- _Exercise prompt_
Switch every occurrence of "interactable" in the material below to "clickable" and reproduce all other lines unchanged. Leave the pictures out of your answer.

═════ Provided records

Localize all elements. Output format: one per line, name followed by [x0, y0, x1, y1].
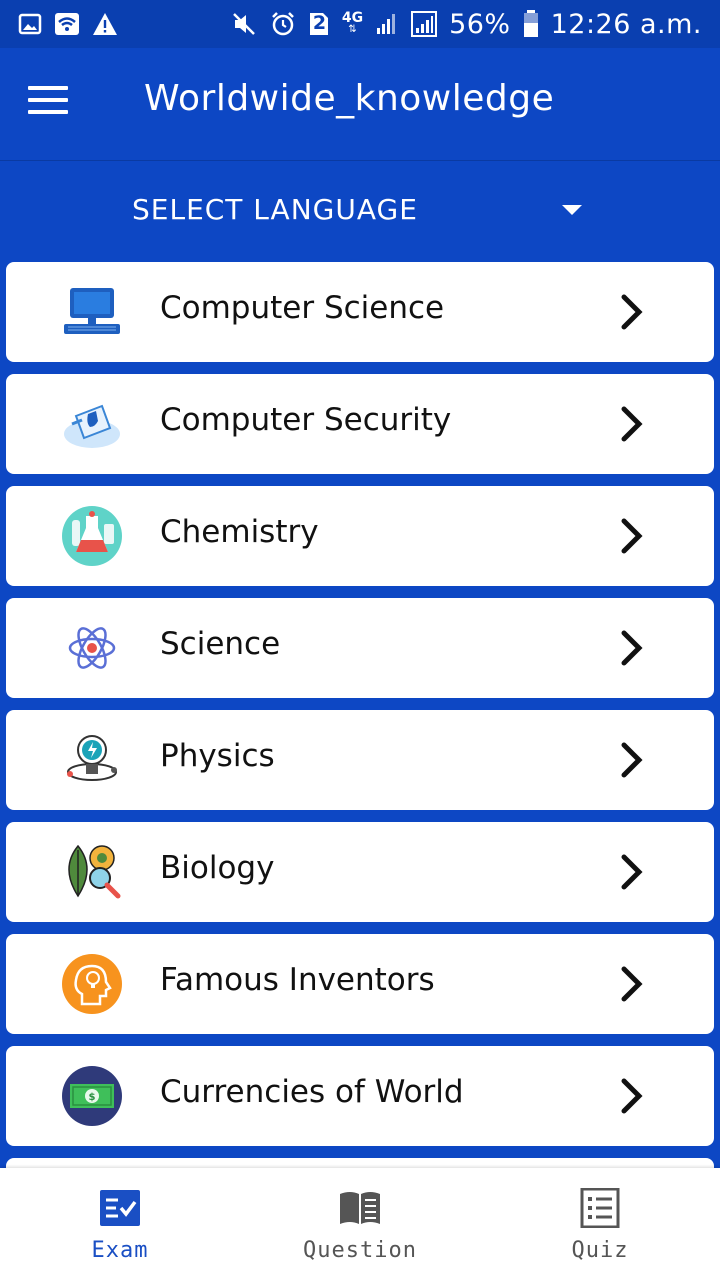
chemistry-flask-icon [62, 506, 122, 566]
nav-item-exam[interactable]: Exam [0, 1168, 240, 1280]
item-label: Physics [160, 738, 275, 774]
app-bar: Worldwide_knowledge [0, 48, 720, 160]
nav-label-exam: Exam [91, 1238, 149, 1263]
item-label: Currencies of World [160, 1074, 464, 1110]
status-left [18, 11, 118, 37]
chevron-right-icon [618, 742, 646, 778]
sim-number: 2 [312, 12, 327, 34]
book-icon [338, 1188, 382, 1228]
wifi-icon [54, 11, 80, 37]
list-item-famous-inventors[interactable]: Famous Inventors [6, 934, 714, 1034]
clock: 12:26 a.m. [550, 8, 702, 40]
list-item-computer-science[interactable]: Computer Science [6, 262, 714, 362]
nav-label-question: Question [303, 1238, 417, 1263]
signal-icon [411, 11, 438, 37]
menu-icon[interactable] [28, 86, 68, 116]
biology-leaf-icon [62, 842, 122, 902]
network-type: 4G [341, 10, 364, 26]
nav-item-quiz[interactable]: Quiz [480, 1168, 720, 1280]
item-label: Chemistry [160, 514, 319, 550]
inventor-head-icon [62, 954, 122, 1014]
atom-icon [62, 618, 122, 678]
battery-percent: 56% [449, 8, 511, 40]
computer-icon [62, 282, 122, 342]
item-label: Biology [160, 850, 275, 886]
app-title: Worldwide_knowledge [144, 78, 555, 119]
chevron-right-icon [618, 966, 646, 1002]
nav-item-question[interactable]: Question [240, 1168, 480, 1280]
item-label: Computer Security [160, 402, 452, 438]
list-item-chemistry[interactable]: Chemistry [6, 486, 714, 586]
chevron-right-icon [618, 294, 646, 330]
status-right: 2 4G ⇅ 56% 12:26 a.m. [232, 9, 702, 40]
list-item-biology[interactable]: Biology [6, 822, 714, 922]
quiz-list-icon [578, 1187, 622, 1229]
nav-label-quiz: Quiz [571, 1238, 629, 1263]
chevron-right-icon [618, 630, 646, 666]
chevron-right-icon [618, 406, 646, 442]
security-icon [62, 394, 122, 454]
item-label: Science [160, 626, 281, 662]
exam-icon [98, 1188, 142, 1228]
list-item-computer-security[interactable]: Computer Security [6, 374, 714, 474]
language-label: SELECT LANGUAGE [132, 193, 418, 226]
currency-icon: $ [62, 1066, 122, 1126]
language-selector[interactable]: SELECT LANGUAGE [0, 160, 720, 257]
mute-icon [232, 12, 258, 36]
chevron-right-icon [618, 1078, 646, 1114]
bottom-navigation: Exam Question Quiz [0, 1168, 720, 1280]
battery-icon [523, 10, 539, 38]
chevron-right-icon [618, 854, 646, 890]
item-label: Computer Science [160, 290, 445, 326]
chevron-right-icon [618, 518, 646, 554]
image-icon [18, 12, 42, 36]
dropdown-arrow-icon[interactable] [562, 205, 582, 215]
sim-2-icon: 2 [308, 11, 330, 37]
4g-icon: 4G ⇅ [341, 10, 364, 35]
item-label: Famous Inventors [160, 962, 435, 998]
status-bar: 2 4G ⇅ 56% 12:26 a.m. [0, 0, 720, 48]
warning-icon [92, 12, 118, 36]
svg-text:$: $ [89, 1092, 96, 1103]
list-item-currencies-of-world[interactable]: $ Currencies of World [6, 1046, 714, 1146]
signal-icon [375, 12, 399, 36]
list-item-physics[interactable]: Physics [6, 710, 714, 810]
physics-bulb-icon [62, 730, 122, 790]
alarm-icon [270, 11, 296, 37]
list-item-science[interactable]: Science [6, 598, 714, 698]
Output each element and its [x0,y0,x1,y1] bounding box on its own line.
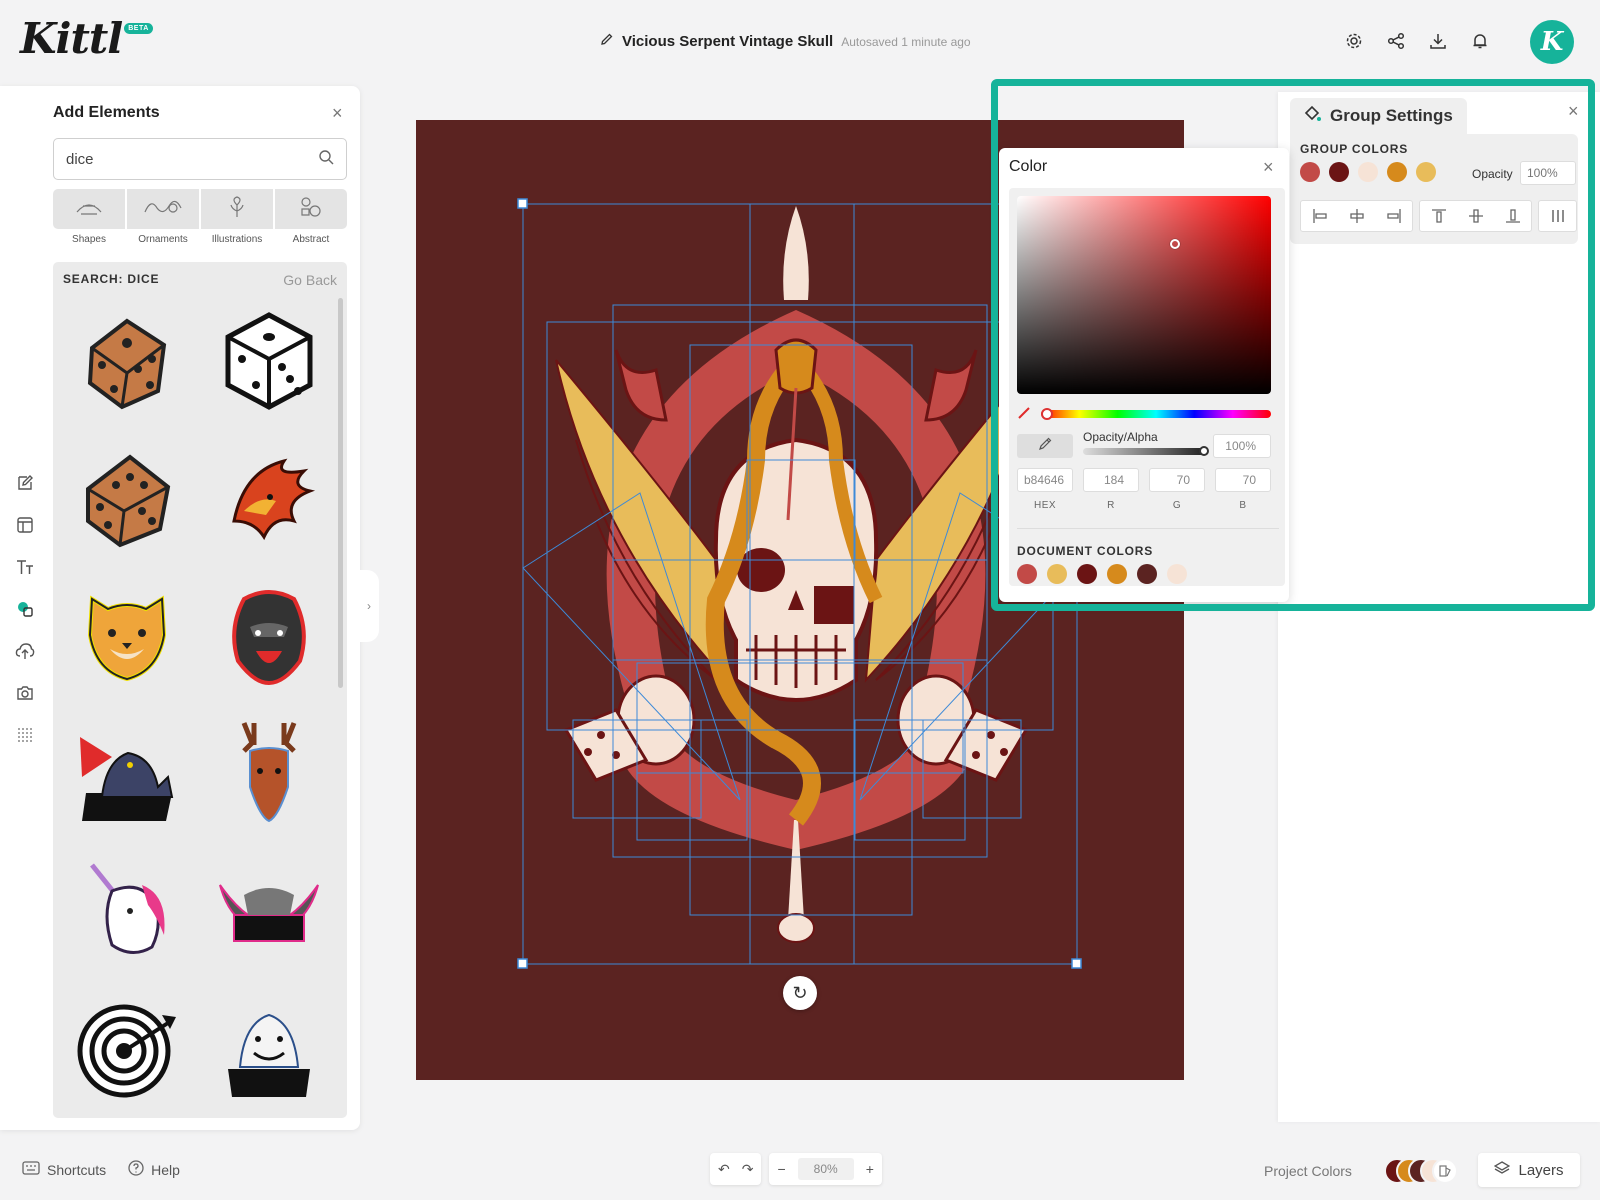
result-winged-banner[interactable] [209,850,329,970]
share-icon[interactable] [1386,31,1406,51]
edit-icon[interactable] [14,472,36,494]
layers-label: Layers [1518,1161,1564,1179]
collapse-panel-tab[interactable]: › [359,570,379,642]
category-label: Ornaments [138,234,188,245]
close-icon[interactable]: × [332,104,343,122]
result-phoenix-mascot[interactable] [209,436,329,556]
go-back-link[interactable]: Go Back [283,272,337,288]
zoom-controls: − 80% + [769,1153,882,1185]
ornaments-icon [143,196,183,223]
beta-badge: BETA [124,23,153,34]
category-ornaments[interactable]: Ornaments [127,189,199,245]
settings-icon[interactable] [1344,31,1364,51]
document-title[interactable]: Vicious Serpent Vintage Skull [622,33,833,50]
bell-icon[interactable] [1470,31,1490,51]
abstract-icon [299,196,323,223]
category-abstract[interactable]: Abstract [275,189,347,245]
avatar[interactable]: K [1530,20,1574,64]
panel-title: Add Elements [53,104,160,121]
layers-icon [1494,1160,1511,1180]
category-label: Shapes [72,234,106,245]
keyboard-icon [22,1161,40,1178]
shortcuts-label: Shortcuts [47,1161,107,1178]
search-icon[interactable] [318,149,334,170]
search-results: SEARCH: DICE Go Back [53,262,347,1118]
add-elements-panel: Add Elements × Shapes Ornaments Illustra… [0,86,360,1130]
more-icon[interactable] [14,724,36,746]
help-icon [128,1160,144,1179]
result-panther-fighter[interactable] [67,712,187,832]
result-brown-die[interactable] [67,298,187,418]
project-colors-button[interactable] [1384,1158,1464,1184]
search-field[interactable] [53,138,347,180]
category-illustrations[interactable]: Illustrations [201,189,273,245]
result-unicorn-mascot[interactable] [67,850,187,970]
project-colors-label: Project Colors [1264,1163,1352,1179]
elements-icon[interactable] [14,598,36,620]
result-brown-die-2[interactable] [67,436,187,556]
result-white-die[interactable] [209,298,329,418]
illustrations-icon [226,195,248,224]
download-icon[interactable] [1428,31,1448,51]
document-title-bar[interactable]: Vicious Serpent Vintage Skull Autosaved … [600,32,971,51]
text-icon[interactable] [14,556,36,578]
palette-icon [1432,1158,1458,1184]
redo-icon[interactable]: ↷ [742,1161,754,1178]
zoom-out-icon[interactable]: − [777,1161,785,1177]
pencil-icon[interactable] [600,32,614,51]
help-button[interactable]: Help [128,1160,180,1179]
highlight-frame [991,79,1595,611]
chevron-right-icon: › [367,599,371,613]
logo-text: Kittl [20,14,123,63]
kittl-logo[interactable]: Kittl BETA [20,14,153,64]
camera-icon[interactable] [14,682,36,704]
search-input[interactable] [66,150,286,168]
shortcuts-button[interactable]: Shortcuts [22,1160,106,1179]
result-gorilla-mascot[interactable] [209,574,329,694]
help-label: Help [151,1161,180,1178]
search-results-label: SEARCH: DICE [63,272,160,286]
category-shapes[interactable]: Shapes [53,189,125,245]
result-dartboard-target[interactable] [67,988,187,1108]
zoom-in-icon[interactable]: + [866,1161,874,1177]
layers-button[interactable]: Layers [1478,1153,1580,1187]
results-scrollbar[interactable] [338,298,343,688]
category-label: Abstract [292,234,330,245]
category-label: Illustrations [211,234,263,245]
result-bear-mascot[interactable] [209,988,329,1108]
shapes-icon [73,196,105,223]
zoom-level[interactable]: 80% [797,1158,854,1180]
history-controls: ↶ ↷ [710,1153,762,1185]
undo-icon[interactable]: ↶ [718,1161,730,1178]
rotate-handle[interactable]: ↻ [783,976,817,1010]
template-icon[interactable] [14,514,36,536]
rotate-icon: ↻ [792,982,808,1003]
autosave-status: Autosaved 1 minute ago [841,34,971,49]
result-deer-mascot[interactable] [209,712,329,832]
upload-icon[interactable] [14,640,36,662]
result-cheetah-mascot[interactable] [67,574,187,694]
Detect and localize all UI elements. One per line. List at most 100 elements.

══════════

- _Solution for this exercise_
Localize all elements. Output format: one per line, name followed by [x0, y0, x1, y1].
chemistry-flask-icon [62, 506, 122, 566]
nav-item-exam[clickable]: Exam [0, 1168, 240, 1280]
item-label: Physics [160, 738, 275, 774]
app-bar: Worldwide_knowledge [0, 48, 720, 160]
nav-label-exam: Exam [91, 1238, 149, 1263]
item-label: Currencies of World [160, 1074, 464, 1110]
status-left [18, 11, 118, 37]
chevron-right-icon [618, 742, 646, 778]
sim-number: 2 [312, 12, 327, 34]
book-icon [338, 1188, 382, 1228]
wifi-icon [54, 11, 80, 37]
list-item-famous-inventors[clickable]: Famous Inventors [6, 934, 714, 1034]
clock: 12:26 a.m. [550, 8, 702, 40]
list-item-computer-science[clickable]: Computer Science [6, 262, 714, 362]
nav-label-question: Question [303, 1238, 417, 1263]
signal-icon [411, 11, 438, 37]
menu-icon[clickable] [28, 86, 68, 116]
biology-leaf-icon [62, 842, 122, 902]
network-type: 4G [341, 10, 364, 26]
nav-item-quiz[clickable]: Quiz [480, 1168, 720, 1280]
item-label: Chemistry [160, 514, 319, 550]
inventor-head-icon [62, 954, 122, 1014]
atom-icon [62, 618, 122, 678]
battery-percent: 56% [449, 8, 511, 40]
computer-icon [62, 282, 122, 342]
item-label: Biology [160, 850, 275, 886]
app-title: Worldwide_knowledge [144, 78, 555, 119]
chevron-right-icon [618, 966, 646, 1002]
nav-item-question[clickable]: Question [240, 1168, 480, 1280]
item-label: Computer Security [160, 402, 452, 438]
list-item-chemistry[clickable]: Chemistry [6, 486, 714, 586]
chevron-right-icon [618, 294, 646, 330]
status-right: 2 4G ⇅ 56% 12:26 a.m. [232, 9, 702, 40]
list-item-biology[clickable]: Biology [6, 822, 714, 922]
quiz-list-icon [578, 1187, 622, 1229]
nav-label-quiz: Quiz [571, 1238, 629, 1263]
chevron-right-icon [618, 630, 646, 666]
chevron-right-icon [618, 406, 646, 442]
security-icon [62, 394, 122, 454]
item-label: Science [160, 626, 281, 662]
exam-icon [98, 1188, 142, 1228]
list-item-computer-security[clickable]: Computer Security [6, 374, 714, 474]
language-label: SELECT LANGUAGE [132, 193, 418, 226]
currency-icon: $ [62, 1066, 122, 1126]
language-selector[clickable]: SELECT LANGUAGE [0, 160, 720, 257]
mute-icon [232, 12, 258, 36]
chevron-right-icon [618, 1078, 646, 1114]
bottom-navigation: Exam Question Quiz [0, 1168, 720, 1280]
battery-icon [523, 10, 539, 38]
chevron-right-icon [618, 854, 646, 890]
item-label: Computer Science [160, 290, 445, 326]
chevron-right-icon [618, 518, 646, 554]
image-icon [18, 12, 42, 36]
dropdown-arrow-icon[clickable] [562, 205, 582, 215]
sim-2-icon: 2 [308, 11, 330, 37]
4g-icon: 4G ⇅ [341, 10, 364, 35]
item-label: Famous Inventors [160, 962, 435, 998]
status-bar: 2 4G ⇅ 56% 12:26 a.m. [0, 0, 720, 48]
warning-icon [92, 12, 118, 36]
svg-text:$: $ [89, 1092, 96, 1103]
list-item-currencies-of-world[clickable]: $ Currencies of World [6, 1046, 714, 1146]
signal-icon [375, 12, 399, 36]
list-item-physics[clickable]: Physics [6, 710, 714, 810]
physics-bulb-icon [62, 730, 122, 790]
alarm-icon [270, 11, 296, 37]
list-item-science[clickable]: Science [6, 598, 714, 698]
Output each element and its [x0,y0,x1,y1] bounding box on its own line.
result-winged-banner[clickable] [209,850,329,970]
share-icon[clickable] [1386,31,1406,51]
edit-icon[clickable] [14,472,36,494]
layers-label: Layers [1518,1161,1564,1179]
collapse-panel-tab[clickable]: › [359,570,379,642]
category-label: Ornaments [138,234,188,245]
close-icon[clickable]: × [332,104,343,122]
result-phoenix-mascot[clickable] [209,436,329,556]
go-back-link[clickable]: Go Back [283,272,337,288]
zoom-controls: − 80% + [769,1153,882,1185]
ornaments-icon [143,196,183,223]
beta-badge: BETA [124,23,153,34]
category-ornaments[clickable]: Ornaments [127,189,199,245]
settings-icon[clickable] [1344,31,1364,51]
document-title[clickable]: Vicious Serpent Vintage Skull [622,33,833,50]
bell-icon[clickable] [1470,31,1490,51]
abstract-icon [299,196,323,223]
category-abstract[clickable]: Abstract [275,189,347,245]
avatar[clickable]: K [1530,20,1574,64]
panel-title: Add Elements [53,104,160,121]
layers-icon [1494,1160,1511,1180]
category-label: Shapes [72,234,106,245]
keyboard-icon [22,1161,40,1178]
shortcuts-label: Shortcuts [47,1161,107,1178]
search-icon[clickable] [318,149,334,170]
search-results: SEARCH: DICE Go Back [53,262,347,1118]
add-elements-panel: Add Elements × Shapes Ornaments Illustra… [0,86,360,1130]
more-icon[clickable] [14,724,36,746]
help-icon [128,1160,144,1179]
result-panther-fighter[clickable] [67,712,187,832]
result-brown-die[clickable] [67,298,187,418]
project-colors-button[clickable] [1384,1158,1464,1184]
search-field[clickable] [53,138,347,180]
category-illustrations[clickable]: Illustrations [201,189,273,245]
result-unicorn-mascot[clickable] [67,850,187,970]
project-colors-label: Project Colors [1264,1163,1352,1179]
elements-icon[clickable] [14,598,36,620]
result-brown-die-2[clickable] [67,436,187,556]
result-white-die[clickable] [209,298,329,418]
illustrations-icon [226,195,248,224]
download-icon[clickable] [1428,31,1448,51]
document-title-bar[clickable]: Vicious Serpent Vintage Skull Autosaved … [600,32,971,51]
text-icon[clickable] [14,556,36,578]
palette-icon [1432,1158,1458,1184]
redo-icon[clickable]: ↷ [742,1161,754,1178]
zoom-out-icon[clickable]: − [777,1161,785,1177]
pencil-icon[clickable] [600,32,614,51]
help-button[clickable]: Help [128,1160,180,1179]
highlight-frame [991,79,1595,611]
chevron-right-icon: › [367,599,371,613]
logo-text: Kittl [20,14,123,63]
kittl-logo[clickable]: Kittl BETA [20,14,153,64]
camera-icon[clickable] [14,682,36,704]
search-input[clickable] [66,150,286,168]
shortcuts-button[clickable]: Shortcuts [22,1160,106,1179]
result-gorilla-mascot[clickable] [209,574,329,694]
help-label: Help [151,1161,180,1178]
search-results-label: SEARCH: DICE [63,272,160,286]
category-shapes[clickable]: Shapes [53,189,125,245]
result-dartboard-target[clickable] [67,988,187,1108]
zoom-in-icon[clickable]: + [866,1161,874,1177]
layers-button[clickable]: Layers [1478,1153,1580,1187]
results-scrollbar[clickable] [338,298,343,688]
category-label: Abstract [292,234,330,245]
category-label: Illustrations [211,234,263,245]
result-bear-mascot[clickable] [209,988,329,1108]
shapes-icon [73,196,105,223]
zoom-level[clickable]: 80% [797,1158,854,1180]
history-controls: ↶ ↷ [710,1153,762,1185]
undo-icon[clickable]: ↶ [718,1161,730,1178]
rotate-handle[clickable]: ↻ [783,976,817,1010]
template-icon[clickable] [14,514,36,536]
rotate-icon: ↻ [792,982,808,1003]
autosave-status: Autosaved 1 minute ago [841,34,971,49]
result-deer-mascot[clickable] [209,712,329,832]
upload-icon[clickable] [14,640,36,662]
result-cheetah-mascot[clickable] [67,574,187,694]
Detect and localize all UI elements. One per line. List at most 100 elements.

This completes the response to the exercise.